+++ DATA EXCERPTS

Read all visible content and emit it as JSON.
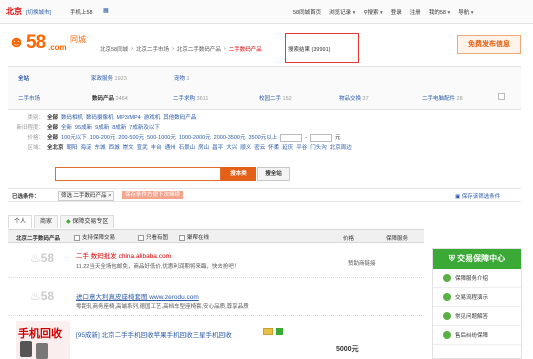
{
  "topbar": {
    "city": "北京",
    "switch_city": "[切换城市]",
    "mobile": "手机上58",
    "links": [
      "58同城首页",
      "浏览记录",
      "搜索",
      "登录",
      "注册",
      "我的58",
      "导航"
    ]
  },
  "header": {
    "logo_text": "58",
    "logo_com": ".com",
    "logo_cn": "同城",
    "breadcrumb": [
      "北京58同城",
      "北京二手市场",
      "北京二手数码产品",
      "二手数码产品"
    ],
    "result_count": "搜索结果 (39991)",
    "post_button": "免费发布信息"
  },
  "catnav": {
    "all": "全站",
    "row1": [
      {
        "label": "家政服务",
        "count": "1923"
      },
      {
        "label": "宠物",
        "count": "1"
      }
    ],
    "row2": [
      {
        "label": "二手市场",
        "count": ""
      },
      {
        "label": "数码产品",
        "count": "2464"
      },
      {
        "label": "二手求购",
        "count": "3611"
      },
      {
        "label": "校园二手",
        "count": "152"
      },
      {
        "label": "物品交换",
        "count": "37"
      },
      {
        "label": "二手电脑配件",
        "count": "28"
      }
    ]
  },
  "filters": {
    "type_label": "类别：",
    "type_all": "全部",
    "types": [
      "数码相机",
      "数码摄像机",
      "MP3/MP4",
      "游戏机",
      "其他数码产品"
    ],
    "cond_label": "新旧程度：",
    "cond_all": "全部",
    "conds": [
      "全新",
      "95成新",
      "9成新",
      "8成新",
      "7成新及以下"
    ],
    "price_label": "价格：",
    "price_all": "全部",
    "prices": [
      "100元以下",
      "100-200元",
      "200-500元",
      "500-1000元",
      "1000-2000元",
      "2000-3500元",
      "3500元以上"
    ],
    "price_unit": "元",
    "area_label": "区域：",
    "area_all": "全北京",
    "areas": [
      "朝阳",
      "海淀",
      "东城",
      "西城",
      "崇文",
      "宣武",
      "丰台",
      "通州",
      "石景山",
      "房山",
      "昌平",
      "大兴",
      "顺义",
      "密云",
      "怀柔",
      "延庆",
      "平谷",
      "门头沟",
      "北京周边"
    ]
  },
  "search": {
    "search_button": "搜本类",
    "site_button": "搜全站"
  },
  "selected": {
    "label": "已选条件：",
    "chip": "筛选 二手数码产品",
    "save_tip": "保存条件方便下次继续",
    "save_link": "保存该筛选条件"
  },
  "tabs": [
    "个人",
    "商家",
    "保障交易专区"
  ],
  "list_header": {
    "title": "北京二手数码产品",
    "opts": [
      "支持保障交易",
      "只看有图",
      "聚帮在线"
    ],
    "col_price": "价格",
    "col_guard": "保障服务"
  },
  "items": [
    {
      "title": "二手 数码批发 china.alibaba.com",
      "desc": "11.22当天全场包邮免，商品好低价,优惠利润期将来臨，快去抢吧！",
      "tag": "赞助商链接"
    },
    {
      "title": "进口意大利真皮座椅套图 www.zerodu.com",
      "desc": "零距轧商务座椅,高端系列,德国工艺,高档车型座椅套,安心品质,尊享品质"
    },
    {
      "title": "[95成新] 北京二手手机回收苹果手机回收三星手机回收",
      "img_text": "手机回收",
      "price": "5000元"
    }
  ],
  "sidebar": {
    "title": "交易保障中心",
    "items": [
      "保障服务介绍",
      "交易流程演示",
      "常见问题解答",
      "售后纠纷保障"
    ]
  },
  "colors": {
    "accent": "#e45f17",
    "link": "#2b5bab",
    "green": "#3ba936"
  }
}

++++++
+++ DATA EXCERPTS

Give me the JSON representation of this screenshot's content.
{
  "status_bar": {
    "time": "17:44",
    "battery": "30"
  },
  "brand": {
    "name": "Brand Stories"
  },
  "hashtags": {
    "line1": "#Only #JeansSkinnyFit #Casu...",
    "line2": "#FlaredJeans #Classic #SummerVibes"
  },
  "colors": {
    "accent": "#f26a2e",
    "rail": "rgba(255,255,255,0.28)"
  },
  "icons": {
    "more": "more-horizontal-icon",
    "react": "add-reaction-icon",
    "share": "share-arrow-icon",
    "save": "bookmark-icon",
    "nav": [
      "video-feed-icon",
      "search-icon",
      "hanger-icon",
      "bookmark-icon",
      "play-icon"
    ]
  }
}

++++++
+++ DATA EXCERPTS

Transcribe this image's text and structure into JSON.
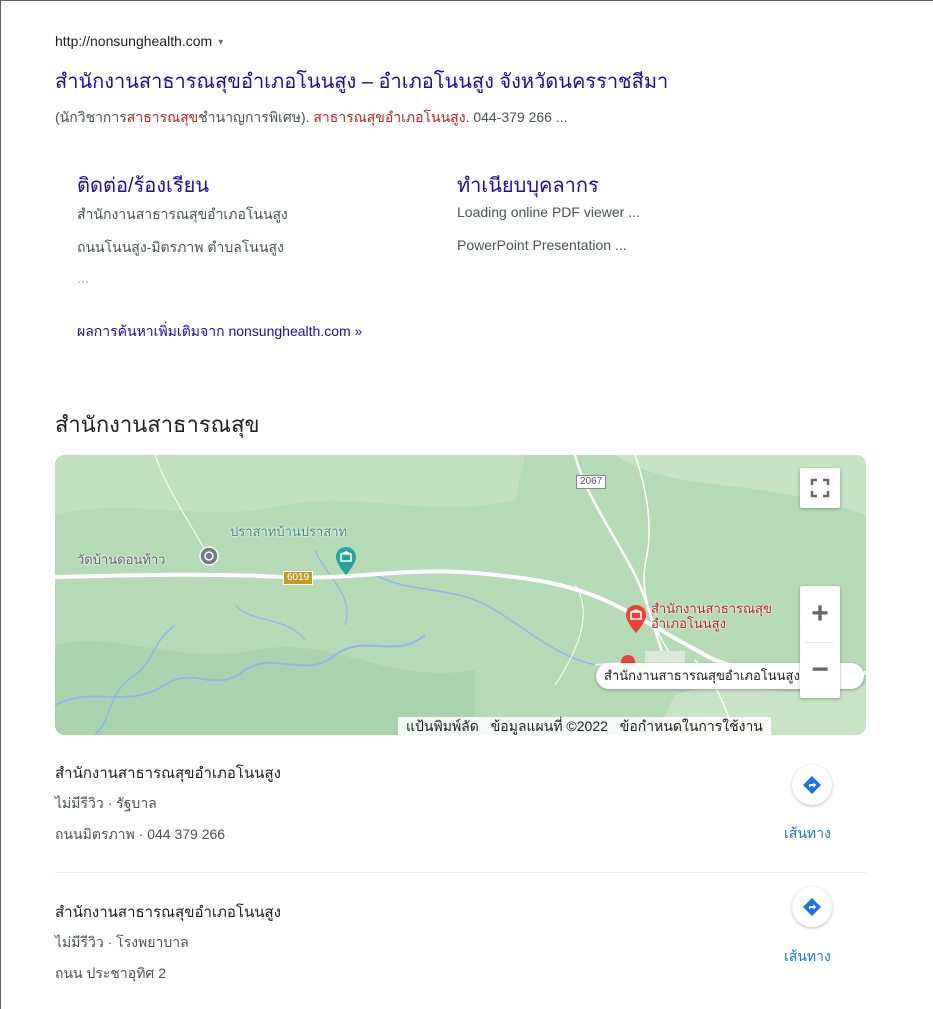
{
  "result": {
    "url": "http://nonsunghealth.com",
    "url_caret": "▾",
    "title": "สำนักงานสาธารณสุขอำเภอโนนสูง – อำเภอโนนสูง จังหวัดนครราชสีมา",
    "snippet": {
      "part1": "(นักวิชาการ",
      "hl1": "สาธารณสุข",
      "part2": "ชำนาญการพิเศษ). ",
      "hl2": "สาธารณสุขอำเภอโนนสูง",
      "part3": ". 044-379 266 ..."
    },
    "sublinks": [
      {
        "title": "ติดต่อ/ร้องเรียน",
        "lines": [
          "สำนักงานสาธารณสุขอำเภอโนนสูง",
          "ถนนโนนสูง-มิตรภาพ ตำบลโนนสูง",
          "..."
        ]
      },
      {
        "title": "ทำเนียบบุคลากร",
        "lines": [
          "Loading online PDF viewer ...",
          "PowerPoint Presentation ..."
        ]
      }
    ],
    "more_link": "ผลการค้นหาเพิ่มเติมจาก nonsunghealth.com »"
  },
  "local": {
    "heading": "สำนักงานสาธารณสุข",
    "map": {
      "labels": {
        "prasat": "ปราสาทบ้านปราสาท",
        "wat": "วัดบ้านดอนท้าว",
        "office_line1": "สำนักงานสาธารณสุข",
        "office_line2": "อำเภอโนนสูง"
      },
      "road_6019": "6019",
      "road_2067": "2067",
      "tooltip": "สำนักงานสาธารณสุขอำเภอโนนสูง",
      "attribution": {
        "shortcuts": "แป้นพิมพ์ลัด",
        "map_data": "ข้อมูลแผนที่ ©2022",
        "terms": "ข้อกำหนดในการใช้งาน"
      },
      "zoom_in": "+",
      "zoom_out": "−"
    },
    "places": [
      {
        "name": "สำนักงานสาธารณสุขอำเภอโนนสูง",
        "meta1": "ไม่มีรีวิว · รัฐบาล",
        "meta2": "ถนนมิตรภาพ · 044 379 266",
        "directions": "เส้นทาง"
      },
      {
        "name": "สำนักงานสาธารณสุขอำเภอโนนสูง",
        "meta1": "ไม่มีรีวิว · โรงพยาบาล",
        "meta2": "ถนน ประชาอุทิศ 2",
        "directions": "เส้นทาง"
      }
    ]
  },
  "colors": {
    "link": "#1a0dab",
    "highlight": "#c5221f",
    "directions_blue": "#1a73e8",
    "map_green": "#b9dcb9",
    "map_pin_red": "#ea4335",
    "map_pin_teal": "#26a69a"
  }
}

++++++

§ **PROMPT**: Collect each line above holding the string "this".

§ **FINISHED ANSWER**:
Give me the JSON representation of this screenshot's content.
Transcribe this image's text and structure into JSON.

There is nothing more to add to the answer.